*Your objective*: The records that follow must be transcribed in full, without any change.

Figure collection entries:
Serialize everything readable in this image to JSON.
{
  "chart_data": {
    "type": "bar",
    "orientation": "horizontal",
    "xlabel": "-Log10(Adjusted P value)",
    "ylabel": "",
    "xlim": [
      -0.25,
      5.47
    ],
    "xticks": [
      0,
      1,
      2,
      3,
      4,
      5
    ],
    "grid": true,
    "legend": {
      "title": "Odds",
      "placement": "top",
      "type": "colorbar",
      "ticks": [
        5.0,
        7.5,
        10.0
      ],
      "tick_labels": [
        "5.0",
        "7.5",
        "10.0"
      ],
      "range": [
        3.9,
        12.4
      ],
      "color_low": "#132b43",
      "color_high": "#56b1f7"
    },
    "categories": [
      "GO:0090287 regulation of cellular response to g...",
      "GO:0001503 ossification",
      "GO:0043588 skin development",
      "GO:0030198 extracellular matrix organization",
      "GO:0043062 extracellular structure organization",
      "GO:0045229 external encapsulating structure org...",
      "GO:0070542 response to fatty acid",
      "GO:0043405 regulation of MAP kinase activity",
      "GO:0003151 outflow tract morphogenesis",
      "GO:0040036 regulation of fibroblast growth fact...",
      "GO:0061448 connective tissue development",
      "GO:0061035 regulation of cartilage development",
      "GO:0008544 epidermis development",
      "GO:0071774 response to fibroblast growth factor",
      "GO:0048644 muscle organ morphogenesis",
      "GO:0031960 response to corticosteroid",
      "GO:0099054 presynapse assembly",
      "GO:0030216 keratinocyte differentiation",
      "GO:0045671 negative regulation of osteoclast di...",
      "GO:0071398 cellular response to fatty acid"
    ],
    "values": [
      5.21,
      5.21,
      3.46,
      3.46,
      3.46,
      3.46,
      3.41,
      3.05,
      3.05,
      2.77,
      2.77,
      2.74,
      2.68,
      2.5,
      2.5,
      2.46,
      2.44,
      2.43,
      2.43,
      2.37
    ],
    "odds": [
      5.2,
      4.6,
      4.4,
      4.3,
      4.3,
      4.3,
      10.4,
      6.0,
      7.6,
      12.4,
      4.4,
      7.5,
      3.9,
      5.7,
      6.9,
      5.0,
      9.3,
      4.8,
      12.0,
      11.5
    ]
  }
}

*Written reply*:
Serialize everything readable in this image to JSON.
{
  "chart_data": {
    "type": "bar",
    "orientation": "horizontal",
    "xlabel": "-Log10(Adjusted P value)",
    "ylabel": "",
    "xlim": [
      -0.25,
      5.47
    ],
    "xticks": [
      0,
      1,
      2,
      3,
      4,
      5
    ],
    "grid": true,
    "legend": {
      "title": "Odds",
      "placement": "top",
      "type": "colorbar",
      "ticks": [
        5.0,
        7.5,
        10.0
      ],
      "tick_labels": [
        "5.0",
        "7.5",
        "10.0"
      ],
      "range": [
        3.9,
        12.4
      ],
      "color_low": "#132b43",
      "color_high": "#56b1f7"
    },
    "categories": [
      "GO:0090287 regulation of cellular response to g...",
      "GO:0001503 ossification",
      "GO:0043588 skin development",
      "GO:0030198 extracellular matrix organization",
      "GO:0043062 extracellular structure organization",
      "GO:0045229 external encapsulating structure org...",
      "GO:0070542 response to fatty acid",
      "GO:0043405 regulation of MAP kinase activity",
      "GO:0003151 outflow tract morphogenesis",
      "GO:0040036 regulation of fibroblast growth fact...",
      "GO:0061448 connective tissue development",
      "GO:0061035 regulation of cartilage development",
      "GO:0008544 epidermis development",
      "GO:0071774 response to fibroblast growth factor",
      "GO:0048644 muscle organ morphogenesis",
      "GO:0031960 response to corticosteroid",
      "GO:0099054 presynapse assembly",
      "GO:0030216 keratinocyte differentiation",
      "GO:0045671 negative regulation of osteoclast di...",
      "GO:0071398 cellular response to fatty acid"
    ],
    "values": [
      5.21,
      5.21,
      3.46,
      3.46,
      3.46,
      3.46,
      3.41,
      3.05,
      3.05,
      2.77,
      2.77,
      2.74,
      2.68,
      2.5,
      2.5,
      2.46,
      2.44,
      2.43,
      2.43,
      2.37
    ],
    "odds": [
      5.2,
      4.6,
      4.4,
      4.3,
      4.3,
      4.3,
      10.4,
      6.0,
      7.6,
      12.4,
      4.4,
      7.5,
      3.9,
      5.7,
      6.9,
      5.0,
      9.3,
      4.8,
      12.0,
      11.5
    ]
  }
}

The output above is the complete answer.